[OBJECTIVE]: Every line below should be repeated exactly.

Stored data:
--------------------------------
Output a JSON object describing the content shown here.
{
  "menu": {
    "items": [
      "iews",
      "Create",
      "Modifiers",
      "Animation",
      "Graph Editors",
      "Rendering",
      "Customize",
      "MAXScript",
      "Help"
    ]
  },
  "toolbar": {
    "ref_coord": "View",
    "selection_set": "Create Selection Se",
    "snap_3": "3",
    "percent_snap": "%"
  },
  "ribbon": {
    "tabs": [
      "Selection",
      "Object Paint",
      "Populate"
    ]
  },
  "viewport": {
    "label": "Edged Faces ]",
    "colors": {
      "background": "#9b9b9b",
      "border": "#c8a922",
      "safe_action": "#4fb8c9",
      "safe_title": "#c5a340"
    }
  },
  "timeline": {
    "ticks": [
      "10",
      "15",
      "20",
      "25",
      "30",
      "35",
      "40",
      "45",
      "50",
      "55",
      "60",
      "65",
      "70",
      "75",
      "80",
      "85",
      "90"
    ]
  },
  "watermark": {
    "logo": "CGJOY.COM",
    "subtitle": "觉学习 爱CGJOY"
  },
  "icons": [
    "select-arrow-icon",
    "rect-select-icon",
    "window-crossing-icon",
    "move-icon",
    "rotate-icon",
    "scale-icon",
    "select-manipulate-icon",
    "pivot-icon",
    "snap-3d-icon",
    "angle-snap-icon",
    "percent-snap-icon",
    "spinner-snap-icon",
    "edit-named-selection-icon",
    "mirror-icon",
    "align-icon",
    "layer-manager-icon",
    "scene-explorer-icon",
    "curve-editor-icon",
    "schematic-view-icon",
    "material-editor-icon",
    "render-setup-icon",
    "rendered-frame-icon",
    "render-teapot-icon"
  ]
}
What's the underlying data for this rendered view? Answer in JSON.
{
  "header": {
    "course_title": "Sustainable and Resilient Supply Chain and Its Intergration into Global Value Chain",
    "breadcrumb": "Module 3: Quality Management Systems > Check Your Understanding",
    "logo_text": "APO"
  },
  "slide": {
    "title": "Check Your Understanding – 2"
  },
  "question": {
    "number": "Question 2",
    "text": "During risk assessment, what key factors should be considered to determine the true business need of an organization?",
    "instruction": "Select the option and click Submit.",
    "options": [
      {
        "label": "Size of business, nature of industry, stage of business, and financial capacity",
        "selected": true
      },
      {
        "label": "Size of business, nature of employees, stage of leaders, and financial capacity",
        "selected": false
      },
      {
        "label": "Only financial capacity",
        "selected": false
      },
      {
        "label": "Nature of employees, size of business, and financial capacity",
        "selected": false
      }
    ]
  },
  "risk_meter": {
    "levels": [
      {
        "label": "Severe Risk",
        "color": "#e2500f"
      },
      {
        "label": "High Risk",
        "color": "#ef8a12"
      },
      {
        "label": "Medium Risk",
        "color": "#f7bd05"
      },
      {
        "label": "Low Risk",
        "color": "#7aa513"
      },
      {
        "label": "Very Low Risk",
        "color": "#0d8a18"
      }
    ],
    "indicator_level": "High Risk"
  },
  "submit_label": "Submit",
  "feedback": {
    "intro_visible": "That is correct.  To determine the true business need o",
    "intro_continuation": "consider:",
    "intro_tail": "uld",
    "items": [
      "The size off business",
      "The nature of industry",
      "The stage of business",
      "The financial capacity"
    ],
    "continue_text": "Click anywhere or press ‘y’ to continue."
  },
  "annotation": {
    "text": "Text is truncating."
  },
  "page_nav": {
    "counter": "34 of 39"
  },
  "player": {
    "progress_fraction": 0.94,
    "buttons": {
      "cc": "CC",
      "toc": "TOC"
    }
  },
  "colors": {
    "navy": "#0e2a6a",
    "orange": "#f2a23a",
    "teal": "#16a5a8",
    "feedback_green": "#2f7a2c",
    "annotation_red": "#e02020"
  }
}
--------------------------------
[TASK RESPONSE]:
Output a JSON object describing the content shown here.
{
  "menu": {
    "items": [
      "iews",
      "Create",
      "Modifiers",
      "Animation",
      "Graph Editors",
      "Rendering",
      "Customize",
      "MAXScript",
      "Help"
    ]
  },
  "toolbar": {
    "ref_coord": "View",
    "selection_set": "Create Selection Se",
    "snap_3": "3",
    "percent_snap": "%"
  },
  "ribbon": {
    "tabs": [
      "Selection",
      "Object Paint",
      "Populate"
    ]
  },
  "viewport": {
    "label": "Edged Faces ]",
    "colors": {
      "background": "#9b9b9b",
      "border": "#c8a922",
      "safe_action": "#4fb8c9",
      "safe_title": "#c5a340"
    }
  },
  "timeline": {
    "ticks": [
      "10",
      "15",
      "20",
      "25",
      "30",
      "35",
      "40",
      "45",
      "50",
      "55",
      "60",
      "65",
      "70",
      "75",
      "80",
      "85",
      "90"
    ]
  },
  "watermark": {
    "logo": "CGJOY.COM",
    "subtitle": "觉学习 爱CGJOY"
  },
  "icons": [
    "select-arrow-icon",
    "rect-select-icon",
    "window-crossing-icon",
    "move-icon",
    "rotate-icon",
    "scale-icon",
    "select-manipulate-icon",
    "pivot-icon",
    "snap-3d-icon",
    "angle-snap-icon",
    "percent-snap-icon",
    "spinner-snap-icon",
    "edit-named-selection-icon",
    "mirror-icon",
    "align-icon",
    "layer-manager-icon",
    "scene-explorer-icon",
    "curve-editor-icon",
    "schematic-view-icon",
    "material-editor-icon",
    "render-setup-icon",
    "rendered-frame-icon",
    "render-teapot-icon"
  ]
}
What's the underlying data for this rendered view? Answer in JSON.
{
  "header": {
    "course_title": "Sustainable and Resilient Supply Chain and Its Intergration into Global Value Chain",
    "breadcrumb": "Module 3: Quality Management Systems > Check Your Understanding",
    "logo_text": "APO"
  },
  "slide": {
    "title": "Check Your Understanding – 2"
  },
  "question": {
    "number": "Question 2",
    "text": "During risk assessment, what key factors should be considered to determine the true business need of an organization?",
    "instruction": "Select the option and click Submit.",
    "options": [
      {
        "label": "Size of business, nature of industry, stage of business, and financial capacity",
        "selected": true
      },
      {
        "label": "Size of business, nature of employees, stage of leaders, and financial capacity",
        "selected": false
      },
      {
        "label": "Only financial capacity",
        "selected": false
      },
      {
        "label": "Nature of employees, size of business, and financial capacity",
        "selected": false
      }
    ]
  },
  "risk_meter": {
    "levels": [
      {
        "label": "Severe Risk",
        "color": "#e2500f"
      },
      {
        "label": "High Risk",
        "color": "#ef8a12"
      },
      {
        "label": "Medium Risk",
        "color": "#f7bd05"
      },
      {
        "label": "Low Risk",
        "color": "#7aa513"
      },
      {
        "label": "Very Low Risk",
        "color": "#0d8a18"
      }
    ],
    "indicator_level": "High Risk"
  },
  "submit_label": "Submit",
  "feedback": {
    "intro_visible": "That is correct.  To determine the true business need o",
    "intro_continuation": "consider:",
    "intro_tail": "uld",
    "items": [
      "The size off business",
      "The nature of industry",
      "The stage of business",
      "The financial capacity"
    ],
    "continue_text": "Click anywhere or press ‘y’ to continue."
  },
  "annotation": {
    "text": "Text is truncating."
  },
  "page_nav": {
    "counter": "34 of 39"
  },
  "player": {
    "progress_fraction": 0.94,
    "buttons": {
      "cc": "CC",
      "toc": "TOC"
    }
  },
  "colors": {
    "navy": "#0e2a6a",
    "orange": "#f2a23a",
    "teal": "#16a5a8",
    "feedback_green": "#2f7a2c",
    "annotation_red": "#e02020"
  }
}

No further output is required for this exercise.